EXERCISE DETAILS
Write out everything from the line containing "alert-label: Alert [86, 117, 111, 128]" down to the line containing "traffic-area [222, 466, 600, 600]", both included, and nothing else.

....

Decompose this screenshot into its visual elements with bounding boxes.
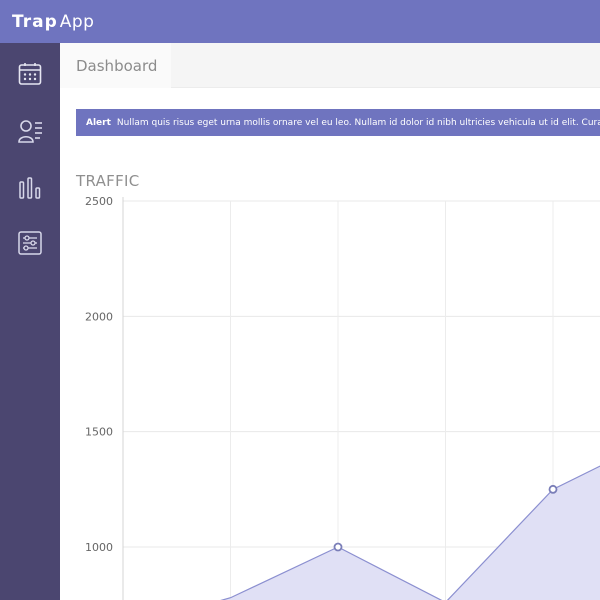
alert-label: Alert [86, 117, 111, 128]
sidebar-item-charts[interactable] [0, 160, 60, 216]
user-list-icon [18, 120, 42, 143]
tab-dashboard[interactable]: Dashboard [60, 43, 171, 88]
y-tick-label: 1500 [85, 426, 113, 439]
sliders-icon [18, 231, 42, 255]
top-bar: Trap App [0, 0, 600, 43]
y-tick-label: 2000 [85, 310, 113, 323]
data-point [333, 542, 343, 552]
traffic-area [222, 466, 600, 600]
alert-text: Nullam quis risus eget urna mollis ornar… [116, 117, 600, 128]
sidebar-item-calendar[interactable] [0, 46, 60, 102]
sidebar-item-settings[interactable] [0, 215, 60, 271]
traffic-chart: 2500 2000 1500 1000 [85, 195, 600, 600]
alert-banner: Alert Nullam quis risus eget urna mollis… [76, 109, 600, 136]
y-tick-label: 1000 [85, 541, 113, 554]
tab-strip: Dashboard [60, 43, 600, 88]
brand-name-bold: Trap [12, 11, 58, 32]
sidebar [0, 43, 60, 600]
sidebar-item-users[interactable] [0, 103, 60, 159]
data-point [548, 484, 558, 494]
brand-name-light: App [59, 11, 95, 32]
app-logo[interactable]: Trap App [12, 12, 94, 32]
y-tick-label: 2500 [85, 195, 113, 208]
calendar-icon [18, 63, 42, 85]
bar-chart-icon [19, 177, 41, 199]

....

SOLUTION TO THIS EXERCISE
alert-label: Alert [86, 117, 111, 128]
sidebar-item-charts[interactable] [0, 160, 60, 216]
user-list-icon [18, 120, 42, 143]
tab-dashboard[interactable]: Dashboard [60, 43, 171, 88]
y-tick-label: 1500 [85, 426, 113, 439]
sliders-icon [18, 231, 42, 255]
top-bar: Trap App [0, 0, 600, 43]
y-tick-label: 2000 [85, 310, 113, 323]
data-point [333, 542, 343, 552]
traffic-area [222, 466, 600, 600]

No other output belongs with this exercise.